#### Directive:
Retype every entry exactly, character for character.

....

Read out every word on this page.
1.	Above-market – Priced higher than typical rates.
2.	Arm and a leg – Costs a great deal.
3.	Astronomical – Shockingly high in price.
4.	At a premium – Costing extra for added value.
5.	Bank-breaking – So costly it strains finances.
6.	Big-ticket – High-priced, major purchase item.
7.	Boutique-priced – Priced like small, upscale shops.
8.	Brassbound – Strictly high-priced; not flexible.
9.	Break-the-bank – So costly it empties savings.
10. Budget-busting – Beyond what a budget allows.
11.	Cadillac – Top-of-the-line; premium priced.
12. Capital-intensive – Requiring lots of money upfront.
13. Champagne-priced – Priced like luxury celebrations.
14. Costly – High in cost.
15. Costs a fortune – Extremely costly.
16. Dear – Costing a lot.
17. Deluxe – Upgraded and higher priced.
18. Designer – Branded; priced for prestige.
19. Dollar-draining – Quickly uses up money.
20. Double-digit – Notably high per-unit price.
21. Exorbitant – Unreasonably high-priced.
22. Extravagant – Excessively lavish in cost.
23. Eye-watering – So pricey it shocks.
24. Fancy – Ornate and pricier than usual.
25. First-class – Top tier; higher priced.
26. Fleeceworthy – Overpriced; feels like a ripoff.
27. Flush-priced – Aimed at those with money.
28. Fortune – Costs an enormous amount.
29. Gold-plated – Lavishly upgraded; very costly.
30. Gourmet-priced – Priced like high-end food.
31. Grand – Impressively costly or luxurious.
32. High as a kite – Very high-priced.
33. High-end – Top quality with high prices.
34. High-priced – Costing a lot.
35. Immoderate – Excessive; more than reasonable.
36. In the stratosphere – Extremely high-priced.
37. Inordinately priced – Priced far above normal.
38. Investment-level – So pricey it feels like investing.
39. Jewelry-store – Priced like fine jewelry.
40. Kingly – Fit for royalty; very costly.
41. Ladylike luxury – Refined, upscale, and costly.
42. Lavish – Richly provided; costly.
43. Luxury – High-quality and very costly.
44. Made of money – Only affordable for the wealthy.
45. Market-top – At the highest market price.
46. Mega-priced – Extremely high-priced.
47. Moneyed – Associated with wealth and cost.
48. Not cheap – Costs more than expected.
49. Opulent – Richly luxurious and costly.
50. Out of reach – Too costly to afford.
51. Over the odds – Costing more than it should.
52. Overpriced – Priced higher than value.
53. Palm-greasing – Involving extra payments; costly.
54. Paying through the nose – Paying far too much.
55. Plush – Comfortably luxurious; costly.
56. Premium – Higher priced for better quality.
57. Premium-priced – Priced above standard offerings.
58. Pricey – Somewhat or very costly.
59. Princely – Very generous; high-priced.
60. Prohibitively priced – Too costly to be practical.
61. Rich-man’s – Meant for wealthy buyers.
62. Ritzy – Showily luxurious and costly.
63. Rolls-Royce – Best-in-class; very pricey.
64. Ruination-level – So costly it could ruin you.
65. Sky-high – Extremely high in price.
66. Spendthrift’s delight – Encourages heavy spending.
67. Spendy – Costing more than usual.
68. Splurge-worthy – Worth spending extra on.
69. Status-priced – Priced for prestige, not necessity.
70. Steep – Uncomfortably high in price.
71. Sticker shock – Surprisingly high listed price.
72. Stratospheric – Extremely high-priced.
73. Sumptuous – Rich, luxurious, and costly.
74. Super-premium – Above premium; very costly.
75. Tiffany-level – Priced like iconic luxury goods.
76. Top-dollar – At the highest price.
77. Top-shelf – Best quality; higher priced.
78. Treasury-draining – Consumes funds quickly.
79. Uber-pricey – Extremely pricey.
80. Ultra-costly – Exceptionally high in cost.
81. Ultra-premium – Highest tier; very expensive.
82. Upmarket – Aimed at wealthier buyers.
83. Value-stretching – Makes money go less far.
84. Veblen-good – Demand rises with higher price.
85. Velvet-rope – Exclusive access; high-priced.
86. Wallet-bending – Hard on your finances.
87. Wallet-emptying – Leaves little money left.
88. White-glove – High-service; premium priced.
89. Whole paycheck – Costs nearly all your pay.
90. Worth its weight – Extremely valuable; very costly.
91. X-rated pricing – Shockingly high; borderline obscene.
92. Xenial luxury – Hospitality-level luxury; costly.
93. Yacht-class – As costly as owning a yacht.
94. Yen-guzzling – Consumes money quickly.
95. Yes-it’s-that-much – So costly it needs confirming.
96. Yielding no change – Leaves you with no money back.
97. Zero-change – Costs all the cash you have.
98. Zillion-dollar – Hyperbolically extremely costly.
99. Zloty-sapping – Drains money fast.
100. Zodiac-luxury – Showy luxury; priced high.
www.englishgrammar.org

....

#### Reply to the exercise:
Read out every word on this page.
1.	Above-market – Priced higher than typical rates.
2.	Arm and a leg – Costs a great deal.
3.	Astronomical – Shockingly high in price.
4.	At a premium – Costing extra for added value.
5.	Bank-breaking – So costly it strains finances.
6.	Big-ticket – High-priced, major purchase item.
7.	Boutique-priced – Priced like small, upscale shops.
8.	Brassbound – Strictly high-priced; not flexible.
9.	Break-the-bank – So costly it empties savings.
10. Budget-busting – Beyond what a budget allows.
11.	Cadillac – Top-of-the-line; premium priced.
12. Capital-intensive – Requiring lots of money upfront.
13. Champagne-priced – Priced like luxury celebrations.
14. Costly – High in cost.
15. Costs a fortune – Extremely costly.
16. Dear – Costing a lot.
17. Deluxe – Upgraded and higher priced.
18. Designer – Branded; priced for prestige.
19. Dollar-draining – Quickly uses up money.
20. Double-digit – Notably high per-unit price.
21. Exorbitant – Unreasonably high-priced.
22. Extravagant – Excessively lavish in cost.
23. Eye-watering – So pricey it shocks.
24. Fancy – Ornate and pricier than usual.
25. First-class – Top tier; higher priced.
26. Fleeceworthy – Overpriced; feels like a ripoff.
27. Flush-priced – Aimed at those with money.
28. Fortune – Costs an enormous amount.
29. Gold-plated – Lavishly upgraded; very costly.
30. Gourmet-priced – Priced like high-end food.
31. Grand – Impressively costly or luxurious.
32. High as a kite – Very high-priced.
33. High-end – Top quality with high prices.
34. High-priced – Costing a lot.
35. Immoderate – Excessive; more than reasonable.
36. In the stratosphere – Extremely high-priced.
37. Inordinately priced – Priced far above normal.
38. Investment-level – So pricey it feels like investing.
39. Jewelry-store – Priced like fine jewelry.
40. Kingly – Fit for royalty; very costly.
41. Ladylike luxury – Refined, upscale, and costly.
42. Lavish – Richly provided; costly.
43. Luxury – High-quality and very costly.
44. Made of money – Only affordable for the wealthy.
45. Market-top – At the highest market price.
46. Mega-priced – Extremely high-priced.
47. Moneyed – Associated with wealth and cost.
48. Not cheap – Costs more than expected.
49. Opulent – Richly luxurious and costly.
50. Out of reach – Too costly to afford.
51. Over the odds – Costing more than it should.
52. Overpriced – Priced higher than value.
53. Palm-greasing – Involving extra payments; costly.
54. Paying through the nose – Paying far too much.
55. Plush – Comfortably luxurious; costly.
56. Premium – Higher priced for better quality.
57. Premium-priced – Priced above standard offerings.
58. Pricey – Somewhat or very costly.
59. Princely – Very generous; high-priced.
60. Prohibitively priced – Too costly to be practical.
61. Rich-man’s – Meant for wealthy buyers.
62. Ritzy – Showily luxurious and costly.
63. Rolls-Royce – Best-in-class; very pricey.
64. Ruination-level – So costly it could ruin you.
65. Sky-high – Extremely high in price.
66. Spendthrift’s delight – Encourages heavy spending.
67. Spendy – Costing more than usual.
68. Splurge-worthy – Worth spending extra on.
69. Status-priced – Priced for prestige, not necessity.
70. Steep – Uncomfortably high in price.
71. Sticker shock – Surprisingly high listed price.
72. Stratospheric – Extremely high-priced.
73. Sumptuous – Rich, luxurious, and costly.
74. Super-premium – Above premium; very costly.
75. Tiffany-level – Priced like iconic luxury goods.
76. Top-dollar – At the highest price.
77. Top-shelf – Best quality; higher priced.
78. Treasury-draining – Consumes funds quickly.
79. Uber-pricey – Extremely pricey.
80. Ultra-costly – Exceptionally high in cost.
81. Ultra-premium – Highest tier; very expensive.
82. Upmarket – Aimed at wealthier buyers.
83. Value-stretching – Makes money go less far.
84. Veblen-good – Demand rises with higher price.
85. Velvet-rope – Exclusive access; high-priced.
86. Wallet-bending – Hard on your finances.
87. Wallet-emptying – Leaves little money left.
88. White-glove – High-service; premium priced.
89. Whole paycheck – Costs nearly all your pay.
90. Worth its weight – Extremely valuable; very costly.
91. X-rated pricing – Shockingly high; borderline obscene.
92. Xenial luxury – Hospitality-level luxury; costly.
93. Yacht-class – As costly as owning a yacht.
94. Yen-guzzling – Consumes money quickly.
95. Yes-it’s-that-much – So costly it needs confirming.
96. Yielding no change – Leaves you with no money back.
97. Zero-change – Costs all the cash you have.
98. Zillion-dollar – Hyperbolically extremely costly.
99. Zloty-sapping – Drains money fast.
100. Zodiac-luxury – Showy luxury; priced high.
www.englishgrammar.org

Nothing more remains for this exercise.